◆ Stated goal ◆
Print the entries in full, word for word, but not the pictures.

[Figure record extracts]
§

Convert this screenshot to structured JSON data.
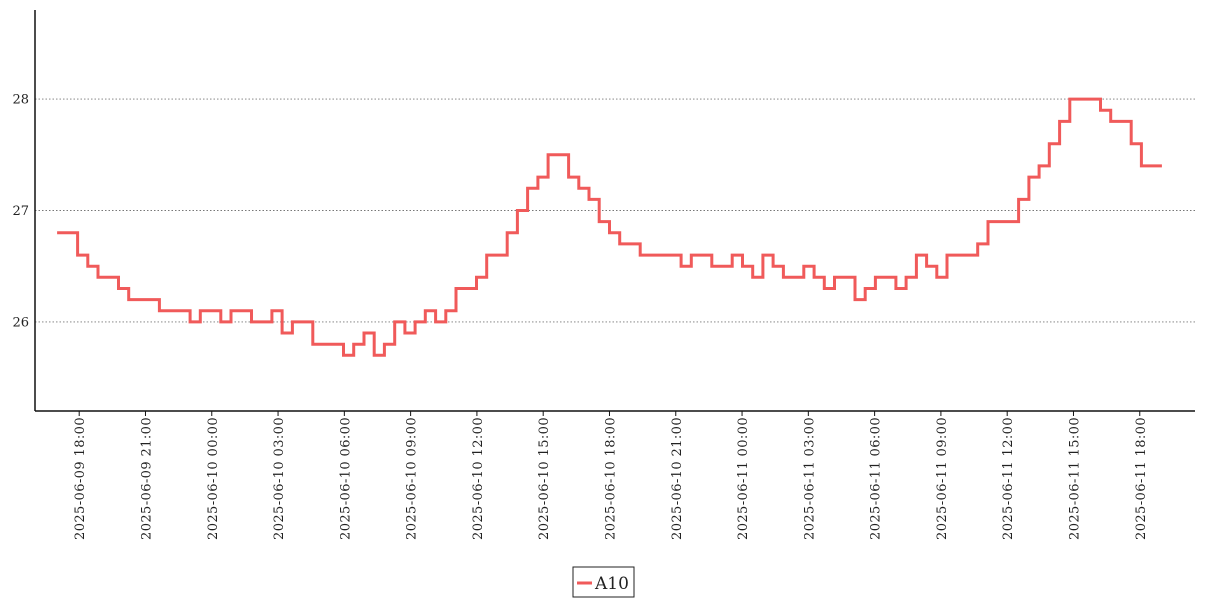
{
  "chart_data": {
    "type": "line",
    "line_style": "step",
    "title": "",
    "xlabel": "",
    "ylabel": "",
    "x_start": "2025-06-09 17:00",
    "x_end": "2025-06-11 19:00",
    "xlim": [
      "2025-06-09 16:00",
      "2025-06-11 20:30"
    ],
    "ylim": [
      25.2,
      28.8
    ],
    "y_ticks": [
      26,
      27,
      28
    ],
    "y_tick_labels": [
      "26",
      "27",
      "28"
    ],
    "x_ticks": [
      "2025-06-09 18:00",
      "2025-06-09 21:00",
      "2025-06-10 00:00",
      "2025-06-10 03:00",
      "2025-06-10 06:00",
      "2025-06-10 09:00",
      "2025-06-10 12:00",
      "2025-06-10 15:00",
      "2025-06-10 18:00",
      "2025-06-10 21:00",
      "2025-06-11 00:00",
      "2025-06-11 03:00",
      "2025-06-11 06:00",
      "2025-06-11 09:00",
      "2025-06-11 12:00",
      "2025-06-11 15:00",
      "2025-06-11 18:00"
    ],
    "x_tick_labels": [
      "2025-06-09 18:00",
      "2025-06-09 21:00",
      "2025-06-10 00:00",
      "2025-06-10 03:00",
      "2025-06-10 06:00",
      "2025-06-10 09:00",
      "2025-06-10 12:00",
      "2025-06-10 15:00",
      "2025-06-10 18:00",
      "2025-06-10 21:00",
      "2025-06-11 00:00",
      "2025-06-11 03:00",
      "2025-06-11 06:00",
      "2025-06-11 09:00",
      "2025-06-11 12:00",
      "2025-06-11 15:00",
      "2025-06-11 18:00"
    ],
    "grid": "horizontal dotted",
    "legend_position": "bottom-center",
    "series": [
      {
        "name": "A10",
        "color": "#f05a5a",
        "values": [
          26.8,
          26.8,
          26.6,
          26.5,
          26.4,
          26.4,
          26.3,
          26.2,
          26.2,
          26.2,
          26.1,
          26.1,
          26.1,
          26.0,
          26.1,
          26.1,
          26.0,
          26.1,
          26.1,
          26.0,
          26.0,
          26.1,
          25.9,
          26.0,
          26.0,
          25.8,
          25.8,
          25.8,
          25.7,
          25.8,
          25.9,
          25.7,
          25.8,
          26.0,
          25.9,
          26.0,
          26.1,
          26.0,
          26.1,
          26.3,
          26.3,
          26.4,
          26.6,
          26.6,
          26.8,
          27.0,
          27.2,
          27.3,
          27.5,
          27.5,
          27.3,
          27.2,
          27.1,
          26.9,
          26.8,
          26.7,
          26.7,
          26.6,
          26.6,
          26.6,
          26.6,
          26.5,
          26.6,
          26.6,
          26.5,
          26.5,
          26.6,
          26.5,
          26.4,
          26.6,
          26.5,
          26.4,
          26.4,
          26.5,
          26.4,
          26.3,
          26.4,
          26.4,
          26.2,
          26.3,
          26.4,
          26.4,
          26.3,
          26.4,
          26.6,
          26.5,
          26.4,
          26.6,
          26.6,
          26.6,
          26.7,
          26.9,
          26.9,
          26.9,
          27.1,
          27.3,
          27.4,
          27.6,
          27.8,
          28.0,
          28.0,
          28.0,
          27.9,
          27.8,
          27.8,
          27.6,
          27.4,
          27.4,
          27.4
        ]
      }
    ]
  }
}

§

◆ Exercise response ◆
Convert this screenshot to structured JSON data.
{
  "chart_data": {
    "type": "line",
    "line_style": "step",
    "title": "",
    "xlabel": "",
    "ylabel": "",
    "x_start": "2025-06-09 17:00",
    "x_end": "2025-06-11 19:00",
    "xlim": [
      "2025-06-09 16:00",
      "2025-06-11 20:30"
    ],
    "ylim": [
      25.2,
      28.8
    ],
    "y_ticks": [
      26,
      27,
      28
    ],
    "y_tick_labels": [
      "26",
      "27",
      "28"
    ],
    "x_ticks": [
      "2025-06-09 18:00",
      "2025-06-09 21:00",
      "2025-06-10 00:00",
      "2025-06-10 03:00",
      "2025-06-10 06:00",
      "2025-06-10 09:00",
      "2025-06-10 12:00",
      "2025-06-10 15:00",
      "2025-06-10 18:00",
      "2025-06-10 21:00",
      "2025-06-11 00:00",
      "2025-06-11 03:00",
      "2025-06-11 06:00",
      "2025-06-11 09:00",
      "2025-06-11 12:00",
      "2025-06-11 15:00",
      "2025-06-11 18:00"
    ],
    "x_tick_labels": [
      "2025-06-09 18:00",
      "2025-06-09 21:00",
      "2025-06-10 00:00",
      "2025-06-10 03:00",
      "2025-06-10 06:00",
      "2025-06-10 09:00",
      "2025-06-10 12:00",
      "2025-06-10 15:00",
      "2025-06-10 18:00",
      "2025-06-10 21:00",
      "2025-06-11 00:00",
      "2025-06-11 03:00",
      "2025-06-11 06:00",
      "2025-06-11 09:00",
      "2025-06-11 12:00",
      "2025-06-11 15:00",
      "2025-06-11 18:00"
    ],
    "grid": "horizontal dotted",
    "legend_position": "bottom-center",
    "series": [
      {
        "name": "A10",
        "color": "#f05a5a",
        "values": [
          26.8,
          26.8,
          26.6,
          26.5,
          26.4,
          26.4,
          26.3,
          26.2,
          26.2,
          26.2,
          26.1,
          26.1,
          26.1,
          26.0,
          26.1,
          26.1,
          26.0,
          26.1,
          26.1,
          26.0,
          26.0,
          26.1,
          25.9,
          26.0,
          26.0,
          25.8,
          25.8,
          25.8,
          25.7,
          25.8,
          25.9,
          25.7,
          25.8,
          26.0,
          25.9,
          26.0,
          26.1,
          26.0,
          26.1,
          26.3,
          26.3,
          26.4,
          26.6,
          26.6,
          26.8,
          27.0,
          27.2,
          27.3,
          27.5,
          27.5,
          27.3,
          27.2,
          27.1,
          26.9,
          26.8,
          26.7,
          26.7,
          26.6,
          26.6,
          26.6,
          26.6,
          26.5,
          26.6,
          26.6,
          26.5,
          26.5,
          26.6,
          26.5,
          26.4,
          26.6,
          26.5,
          26.4,
          26.4,
          26.5,
          26.4,
          26.3,
          26.4,
          26.4,
          26.2,
          26.3,
          26.4,
          26.4,
          26.3,
          26.4,
          26.6,
          26.5,
          26.4,
          26.6,
          26.6,
          26.6,
          26.7,
          26.9,
          26.9,
          26.9,
          27.1,
          27.3,
          27.4,
          27.6,
          27.8,
          28.0,
          28.0,
          28.0,
          27.9,
          27.8,
          27.8,
          27.6,
          27.4,
          27.4,
          27.4
        ]
      }
    ]
  }
}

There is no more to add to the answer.